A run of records
↓

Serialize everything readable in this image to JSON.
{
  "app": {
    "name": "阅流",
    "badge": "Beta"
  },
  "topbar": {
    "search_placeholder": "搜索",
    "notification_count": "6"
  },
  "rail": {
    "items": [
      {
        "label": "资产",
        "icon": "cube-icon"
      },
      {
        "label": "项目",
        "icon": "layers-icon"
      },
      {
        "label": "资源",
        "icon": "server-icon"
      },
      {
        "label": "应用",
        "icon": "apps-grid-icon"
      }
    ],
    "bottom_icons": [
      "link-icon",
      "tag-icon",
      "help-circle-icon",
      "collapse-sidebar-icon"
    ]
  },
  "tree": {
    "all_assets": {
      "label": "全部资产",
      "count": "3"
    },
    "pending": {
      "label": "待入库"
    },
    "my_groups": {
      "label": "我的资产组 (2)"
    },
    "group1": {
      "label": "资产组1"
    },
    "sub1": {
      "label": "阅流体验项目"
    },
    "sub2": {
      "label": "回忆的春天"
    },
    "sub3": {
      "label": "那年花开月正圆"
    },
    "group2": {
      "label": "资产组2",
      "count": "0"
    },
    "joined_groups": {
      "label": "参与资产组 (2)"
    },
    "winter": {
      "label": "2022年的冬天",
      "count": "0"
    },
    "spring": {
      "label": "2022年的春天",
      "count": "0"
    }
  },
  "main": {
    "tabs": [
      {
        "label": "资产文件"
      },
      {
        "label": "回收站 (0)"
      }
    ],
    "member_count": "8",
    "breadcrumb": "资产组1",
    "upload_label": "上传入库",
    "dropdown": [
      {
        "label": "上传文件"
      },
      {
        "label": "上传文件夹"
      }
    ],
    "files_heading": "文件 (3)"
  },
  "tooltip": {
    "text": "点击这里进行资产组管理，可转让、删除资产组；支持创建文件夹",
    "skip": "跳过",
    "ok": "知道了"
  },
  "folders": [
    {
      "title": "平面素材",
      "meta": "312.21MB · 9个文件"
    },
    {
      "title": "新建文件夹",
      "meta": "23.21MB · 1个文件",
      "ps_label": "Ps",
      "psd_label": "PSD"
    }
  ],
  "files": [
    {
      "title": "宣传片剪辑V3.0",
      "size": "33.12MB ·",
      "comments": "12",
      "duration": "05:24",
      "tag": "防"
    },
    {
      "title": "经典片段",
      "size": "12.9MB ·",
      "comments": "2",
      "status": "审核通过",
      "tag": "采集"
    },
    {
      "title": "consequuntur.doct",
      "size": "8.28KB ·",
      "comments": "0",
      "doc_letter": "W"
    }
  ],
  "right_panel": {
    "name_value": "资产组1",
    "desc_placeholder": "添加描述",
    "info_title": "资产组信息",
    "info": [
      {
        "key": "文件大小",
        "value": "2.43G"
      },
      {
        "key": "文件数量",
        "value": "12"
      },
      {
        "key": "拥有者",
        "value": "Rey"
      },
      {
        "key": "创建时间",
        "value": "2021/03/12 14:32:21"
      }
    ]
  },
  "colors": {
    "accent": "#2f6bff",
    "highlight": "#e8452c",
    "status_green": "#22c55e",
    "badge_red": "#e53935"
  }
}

↑

Every line above should be written out again exactly as it stands.

REPLY TO THE EXERCISE:
Serialize everything readable in this image to JSON.
{
  "app": {
    "name": "阅流",
    "badge": "Beta"
  },
  "topbar": {
    "search_placeholder": "搜索",
    "notification_count": "6"
  },
  "rail": {
    "items": [
      {
        "label": "资产",
        "icon": "cube-icon"
      },
      {
        "label": "项目",
        "icon": "layers-icon"
      },
      {
        "label": "资源",
        "icon": "server-icon"
      },
      {
        "label": "应用",
        "icon": "apps-grid-icon"
      }
    ],
    "bottom_icons": [
      "link-icon",
      "tag-icon",
      "help-circle-icon",
      "collapse-sidebar-icon"
    ]
  },
  "tree": {
    "all_assets": {
      "label": "全部资产",
      "count": "3"
    },
    "pending": {
      "label": "待入库"
    },
    "my_groups": {
      "label": "我的资产组 (2)"
    },
    "group1": {
      "label": "资产组1"
    },
    "sub1": {
      "label": "阅流体验项目"
    },
    "sub2": {
      "label": "回忆的春天"
    },
    "sub3": {
      "label": "那年花开月正圆"
    },
    "group2": {
      "label": "资产组2",
      "count": "0"
    },
    "joined_groups": {
      "label": "参与资产组 (2)"
    },
    "winter": {
      "label": "2022年的冬天",
      "count": "0"
    },
    "spring": {
      "label": "2022年的春天",
      "count": "0"
    }
  },
  "main": {
    "tabs": [
      {
        "label": "资产文件"
      },
      {
        "label": "回收站 (0)"
      }
    ],
    "member_count": "8",
    "breadcrumb": "资产组1",
    "upload_label": "上传入库",
    "dropdown": [
      {
        "label": "上传文件"
      },
      {
        "label": "上传文件夹"
      }
    ],
    "files_heading": "文件 (3)"
  },
  "tooltip": {
    "text": "点击这里进行资产组管理，可转让、删除资产组；支持创建文件夹",
    "skip": "跳过",
    "ok": "知道了"
  },
  "folders": [
    {
      "title": "平面素材",
      "meta": "312.21MB · 9个文件"
    },
    {
      "title": "新建文件夹",
      "meta": "23.21MB · 1个文件",
      "ps_label": "Ps",
      "psd_label": "PSD"
    }
  ],
  "files": [
    {
      "title": "宣传片剪辑V3.0",
      "size": "33.12MB ·",
      "comments": "12",
      "duration": "05:24",
      "tag": "防"
    },
    {
      "title": "经典片段",
      "size": "12.9MB ·",
      "comments": "2",
      "status": "审核通过",
      "tag": "采集"
    },
    {
      "title": "consequuntur.doct",
      "size": "8.28KB ·",
      "comments": "0",
      "doc_letter": "W"
    }
  ],
  "right_panel": {
    "name_value": "资产组1",
    "desc_placeholder": "添加描述",
    "info_title": "资产组信息",
    "info": [
      {
        "key": "文件大小",
        "value": "2.43G"
      },
      {
        "key": "文件数量",
        "value": "12"
      },
      {
        "key": "拥有者",
        "value": "Rey"
      },
      {
        "key": "创建时间",
        "value": "2021/03/12 14:32:21"
      }
    ]
  },
  "colors": {
    "accent": "#2f6bff",
    "highlight": "#e8452c",
    "status_green": "#22c55e",
    "badge_red": "#e53935"
  }
}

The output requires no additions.